> Aim:
Write out the complete material exactly as it stands.

Figure record extracts
===============
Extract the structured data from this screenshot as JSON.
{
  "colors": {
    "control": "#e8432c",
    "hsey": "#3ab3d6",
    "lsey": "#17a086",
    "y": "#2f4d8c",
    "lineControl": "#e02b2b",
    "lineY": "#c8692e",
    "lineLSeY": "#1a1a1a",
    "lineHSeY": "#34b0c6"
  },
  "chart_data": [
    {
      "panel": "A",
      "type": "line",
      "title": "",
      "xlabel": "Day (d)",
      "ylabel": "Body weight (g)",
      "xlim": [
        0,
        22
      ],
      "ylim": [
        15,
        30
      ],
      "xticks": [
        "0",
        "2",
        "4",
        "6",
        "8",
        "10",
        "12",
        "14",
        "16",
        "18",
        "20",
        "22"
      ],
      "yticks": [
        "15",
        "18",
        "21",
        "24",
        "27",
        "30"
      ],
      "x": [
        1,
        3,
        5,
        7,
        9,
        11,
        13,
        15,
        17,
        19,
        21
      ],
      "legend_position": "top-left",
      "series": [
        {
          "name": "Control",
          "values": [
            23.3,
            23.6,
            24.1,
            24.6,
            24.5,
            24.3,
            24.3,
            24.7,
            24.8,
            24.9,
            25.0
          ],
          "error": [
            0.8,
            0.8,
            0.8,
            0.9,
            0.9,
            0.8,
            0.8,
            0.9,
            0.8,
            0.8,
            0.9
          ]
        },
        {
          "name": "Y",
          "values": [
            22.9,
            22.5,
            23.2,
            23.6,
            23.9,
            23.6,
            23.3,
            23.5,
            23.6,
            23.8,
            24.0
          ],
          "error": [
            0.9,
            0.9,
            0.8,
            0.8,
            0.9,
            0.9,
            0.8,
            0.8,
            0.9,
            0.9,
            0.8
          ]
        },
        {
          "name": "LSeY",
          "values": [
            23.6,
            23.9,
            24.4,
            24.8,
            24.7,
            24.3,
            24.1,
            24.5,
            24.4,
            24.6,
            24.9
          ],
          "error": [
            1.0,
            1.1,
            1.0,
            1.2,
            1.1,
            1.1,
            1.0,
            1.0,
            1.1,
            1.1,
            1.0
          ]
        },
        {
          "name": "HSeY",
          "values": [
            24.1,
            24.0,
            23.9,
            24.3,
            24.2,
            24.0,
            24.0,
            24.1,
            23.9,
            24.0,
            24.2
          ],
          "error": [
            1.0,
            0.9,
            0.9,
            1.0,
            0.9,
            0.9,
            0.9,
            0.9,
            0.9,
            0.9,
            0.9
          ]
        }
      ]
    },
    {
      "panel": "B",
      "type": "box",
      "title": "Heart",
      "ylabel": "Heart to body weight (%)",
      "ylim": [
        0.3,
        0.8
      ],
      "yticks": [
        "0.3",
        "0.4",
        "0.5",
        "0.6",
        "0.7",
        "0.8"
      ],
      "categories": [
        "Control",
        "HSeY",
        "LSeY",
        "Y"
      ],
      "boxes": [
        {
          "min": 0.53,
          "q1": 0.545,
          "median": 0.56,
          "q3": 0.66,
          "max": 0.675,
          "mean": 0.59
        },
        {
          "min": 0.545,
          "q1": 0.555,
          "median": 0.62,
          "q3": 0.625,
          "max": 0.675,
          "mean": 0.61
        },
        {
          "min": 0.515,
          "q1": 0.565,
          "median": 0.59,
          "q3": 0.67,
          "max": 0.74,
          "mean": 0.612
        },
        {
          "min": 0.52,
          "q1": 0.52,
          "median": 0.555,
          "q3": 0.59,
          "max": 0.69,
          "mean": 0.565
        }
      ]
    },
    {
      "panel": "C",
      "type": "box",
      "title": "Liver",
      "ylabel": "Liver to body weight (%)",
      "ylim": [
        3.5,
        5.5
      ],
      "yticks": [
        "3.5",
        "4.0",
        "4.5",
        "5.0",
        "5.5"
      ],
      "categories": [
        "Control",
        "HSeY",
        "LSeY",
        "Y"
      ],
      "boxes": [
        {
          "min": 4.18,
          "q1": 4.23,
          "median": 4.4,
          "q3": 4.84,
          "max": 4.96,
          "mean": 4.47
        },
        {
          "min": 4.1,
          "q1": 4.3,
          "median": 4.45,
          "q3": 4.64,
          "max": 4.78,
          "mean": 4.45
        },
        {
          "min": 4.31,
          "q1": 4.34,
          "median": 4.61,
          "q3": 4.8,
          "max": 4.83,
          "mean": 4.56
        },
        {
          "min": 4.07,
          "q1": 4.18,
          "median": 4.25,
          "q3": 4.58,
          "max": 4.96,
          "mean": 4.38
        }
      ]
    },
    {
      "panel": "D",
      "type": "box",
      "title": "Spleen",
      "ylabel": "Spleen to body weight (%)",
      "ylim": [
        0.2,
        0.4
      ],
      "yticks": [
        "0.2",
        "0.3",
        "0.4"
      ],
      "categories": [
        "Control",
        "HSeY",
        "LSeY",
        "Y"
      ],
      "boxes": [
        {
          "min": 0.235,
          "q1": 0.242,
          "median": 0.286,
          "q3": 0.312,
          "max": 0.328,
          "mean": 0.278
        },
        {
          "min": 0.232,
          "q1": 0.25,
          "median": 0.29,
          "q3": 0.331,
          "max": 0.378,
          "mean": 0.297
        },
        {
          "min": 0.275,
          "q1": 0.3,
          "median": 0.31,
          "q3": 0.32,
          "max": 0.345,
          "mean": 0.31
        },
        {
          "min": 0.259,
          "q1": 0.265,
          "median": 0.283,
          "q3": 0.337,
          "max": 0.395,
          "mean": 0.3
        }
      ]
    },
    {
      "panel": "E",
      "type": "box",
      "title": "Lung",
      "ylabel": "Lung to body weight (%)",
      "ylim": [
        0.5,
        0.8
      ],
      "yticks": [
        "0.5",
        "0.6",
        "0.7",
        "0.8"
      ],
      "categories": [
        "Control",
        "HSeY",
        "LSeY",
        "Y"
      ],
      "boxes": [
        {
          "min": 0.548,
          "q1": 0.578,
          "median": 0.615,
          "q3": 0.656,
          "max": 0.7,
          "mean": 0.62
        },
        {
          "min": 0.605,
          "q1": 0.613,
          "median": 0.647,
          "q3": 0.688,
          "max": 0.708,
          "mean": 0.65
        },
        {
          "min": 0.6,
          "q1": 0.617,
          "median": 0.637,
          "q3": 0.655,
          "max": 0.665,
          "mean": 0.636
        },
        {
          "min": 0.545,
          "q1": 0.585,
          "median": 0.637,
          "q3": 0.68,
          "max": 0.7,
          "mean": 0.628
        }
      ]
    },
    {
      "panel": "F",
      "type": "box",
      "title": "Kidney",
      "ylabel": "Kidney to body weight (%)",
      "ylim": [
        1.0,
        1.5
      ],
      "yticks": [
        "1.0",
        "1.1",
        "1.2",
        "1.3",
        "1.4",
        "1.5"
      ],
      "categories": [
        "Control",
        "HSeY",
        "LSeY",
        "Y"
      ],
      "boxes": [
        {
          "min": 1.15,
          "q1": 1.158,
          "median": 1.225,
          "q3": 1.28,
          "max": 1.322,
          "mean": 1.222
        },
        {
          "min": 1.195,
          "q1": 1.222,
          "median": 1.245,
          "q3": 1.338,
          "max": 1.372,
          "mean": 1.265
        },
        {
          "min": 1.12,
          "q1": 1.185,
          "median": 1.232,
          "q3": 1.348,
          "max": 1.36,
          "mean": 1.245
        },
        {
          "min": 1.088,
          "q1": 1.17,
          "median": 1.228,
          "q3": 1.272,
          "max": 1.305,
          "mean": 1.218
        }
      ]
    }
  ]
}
===============
> Complete response:
Extract the structured data from this screenshot as JSON.
{
  "colors": {
    "control": "#e8432c",
    "hsey": "#3ab3d6",
    "lsey": "#17a086",
    "y": "#2f4d8c",
    "lineControl": "#e02b2b",
    "lineY": "#c8692e",
    "lineLSeY": "#1a1a1a",
    "lineHSeY": "#34b0c6"
  },
  "chart_data": [
    {
      "panel": "A",
      "type": "line",
      "title": "",
      "xlabel": "Day (d)",
      "ylabel": "Body weight (g)",
      "xlim": [
        0,
        22
      ],
      "ylim": [
        15,
        30
      ],
      "xticks": [
        "0",
        "2",
        "4",
        "6",
        "8",
        "10",
        "12",
        "14",
        "16",
        "18",
        "20",
        "22"
      ],
      "yticks": [
        "15",
        "18",
        "21",
        "24",
        "27",
        "30"
      ],
      "x": [
        1,
        3,
        5,
        7,
        9,
        11,
        13,
        15,
        17,
        19,
        21
      ],
      "legend_position": "top-left",
      "series": [
        {
          "name": "Control",
          "values": [
            23.3,
            23.6,
            24.1,
            24.6,
            24.5,
            24.3,
            24.3,
            24.7,
            24.8,
            24.9,
            25.0
          ],
          "error": [
            0.8,
            0.8,
            0.8,
            0.9,
            0.9,
            0.8,
            0.8,
            0.9,
            0.8,
            0.8,
            0.9
          ]
        },
        {
          "name": "Y",
          "values": [
            22.9,
            22.5,
            23.2,
            23.6,
            23.9,
            23.6,
            23.3,
            23.5,
            23.6,
            23.8,
            24.0
          ],
          "error": [
            0.9,
            0.9,
            0.8,
            0.8,
            0.9,
            0.9,
            0.8,
            0.8,
            0.9,
            0.9,
            0.8
          ]
        },
        {
          "name": "LSeY",
          "values": [
            23.6,
            23.9,
            24.4,
            24.8,
            24.7,
            24.3,
            24.1,
            24.5,
            24.4,
            24.6,
            24.9
          ],
          "error": [
            1.0,
            1.1,
            1.0,
            1.2,
            1.1,
            1.1,
            1.0,
            1.0,
            1.1,
            1.1,
            1.0
          ]
        },
        {
          "name": "HSeY",
          "values": [
            24.1,
            24.0,
            23.9,
            24.3,
            24.2,
            24.0,
            24.0,
            24.1,
            23.9,
            24.0,
            24.2
          ],
          "error": [
            1.0,
            0.9,
            0.9,
            1.0,
            0.9,
            0.9,
            0.9,
            0.9,
            0.9,
            0.9,
            0.9
          ]
        }
      ]
    },
    {
      "panel": "B",
      "type": "box",
      "title": "Heart",
      "ylabel": "Heart to body weight (%)",
      "ylim": [
        0.3,
        0.8
      ],
      "yticks": [
        "0.3",
        "0.4",
        "0.5",
        "0.6",
        "0.7",
        "0.8"
      ],
      "categories": [
        "Control",
        "HSeY",
        "LSeY",
        "Y"
      ],
      "boxes": [
        {
          "min": 0.53,
          "q1": 0.545,
          "median": 0.56,
          "q3": 0.66,
          "max": 0.675,
          "mean": 0.59
        },
        {
          "min": 0.545,
          "q1": 0.555,
          "median": 0.62,
          "q3": 0.625,
          "max": 0.675,
          "mean": 0.61
        },
        {
          "min": 0.515,
          "q1": 0.565,
          "median": 0.59,
          "q3": 0.67,
          "max": 0.74,
          "mean": 0.612
        },
        {
          "min": 0.52,
          "q1": 0.52,
          "median": 0.555,
          "q3": 0.59,
          "max": 0.69,
          "mean": 0.565
        }
      ]
    },
    {
      "panel": "C",
      "type": "box",
      "title": "Liver",
      "ylabel": "Liver to body weight (%)",
      "ylim": [
        3.5,
        5.5
      ],
      "yticks": [
        "3.5",
        "4.0",
        "4.5",
        "5.0",
        "5.5"
      ],
      "categories": [
        "Control",
        "HSeY",
        "LSeY",
        "Y"
      ],
      "boxes": [
        {
          "min": 4.18,
          "q1": 4.23,
          "median": 4.4,
          "q3": 4.84,
          "max": 4.96,
          "mean": 4.47
        },
        {
          "min": 4.1,
          "q1": 4.3,
          "median": 4.45,
          "q3": 4.64,
          "max": 4.78,
          "mean": 4.45
        },
        {
          "min": 4.31,
          "q1": 4.34,
          "median": 4.61,
          "q3": 4.8,
          "max": 4.83,
          "mean": 4.56
        },
        {
          "min": 4.07,
          "q1": 4.18,
          "median": 4.25,
          "q3": 4.58,
          "max": 4.96,
          "mean": 4.38
        }
      ]
    },
    {
      "panel": "D",
      "type": "box",
      "title": "Spleen",
      "ylabel": "Spleen to body weight (%)",
      "ylim": [
        0.2,
        0.4
      ],
      "yticks": [
        "0.2",
        "0.3",
        "0.4"
      ],
      "categories": [
        "Control",
        "HSeY",
        "LSeY",
        "Y"
      ],
      "boxes": [
        {
          "min": 0.235,
          "q1": 0.242,
          "median": 0.286,
          "q3": 0.312,
          "max": 0.328,
          "mean": 0.278
        },
        {
          "min": 0.232,
          "q1": 0.25,
          "median": 0.29,
          "q3": 0.331,
          "max": 0.378,
          "mean": 0.297
        },
        {
          "min": 0.275,
          "q1": 0.3,
          "median": 0.31,
          "q3": 0.32,
          "max": 0.345,
          "mean": 0.31
        },
        {
          "min": 0.259,
          "q1": 0.265,
          "median": 0.283,
          "q3": 0.337,
          "max": 0.395,
          "mean": 0.3
        }
      ]
    },
    {
      "panel": "E",
      "type": "box",
      "title": "Lung",
      "ylabel": "Lung to body weight (%)",
      "ylim": [
        0.5,
        0.8
      ],
      "yticks": [
        "0.5",
        "0.6",
        "0.7",
        "0.8"
      ],
      "categories": [
        "Control",
        "HSeY",
        "LSeY",
        "Y"
      ],
      "boxes": [
        {
          "min": 0.548,
          "q1": 0.578,
          "median": 0.615,
          "q3": 0.656,
          "max": 0.7,
          "mean": 0.62
        },
        {
          "min": 0.605,
          "q1": 0.613,
          "median": 0.647,
          "q3": 0.688,
          "max": 0.708,
          "mean": 0.65
        },
        {
          "min": 0.6,
          "q1": 0.617,
          "median": 0.637,
          "q3": 0.655,
          "max": 0.665,
          "mean": 0.636
        },
        {
          "min": 0.545,
          "q1": 0.585,
          "median": 0.637,
          "q3": 0.68,
          "max": 0.7,
          "mean": 0.628
        }
      ]
    },
    {
      "panel": "F",
      "type": "box",
      "title": "Kidney",
      "ylabel": "Kidney to body weight (%)",
      "ylim": [
        1.0,
        1.5
      ],
      "yticks": [
        "1.0",
        "1.1",
        "1.2",
        "1.3",
        "1.4",
        "1.5"
      ],
      "categories": [
        "Control",
        "HSeY",
        "LSeY",
        "Y"
      ],
      "boxes": [
        {
          "min": 1.15,
          "q1": 1.158,
          "median": 1.225,
          "q3": 1.28,
          "max": 1.322,
          "mean": 1.222
        },
        {
          "min": 1.195,
          "q1": 1.222,
          "median": 1.245,
          "q3": 1.338,
          "max": 1.372,
          "mean": 1.265
        },
        {
          "min": 1.12,
          "q1": 1.185,
          "median": 1.232,
          "q3": 1.348,
          "max": 1.36,
          "mean": 1.245
        },
        {
          "min": 1.088,
          "q1": 1.17,
          "median": 1.228,
          "q3": 1.272,
          "max": 1.305,
          "mean": 1.218
        }
      ]
    }
  ]
}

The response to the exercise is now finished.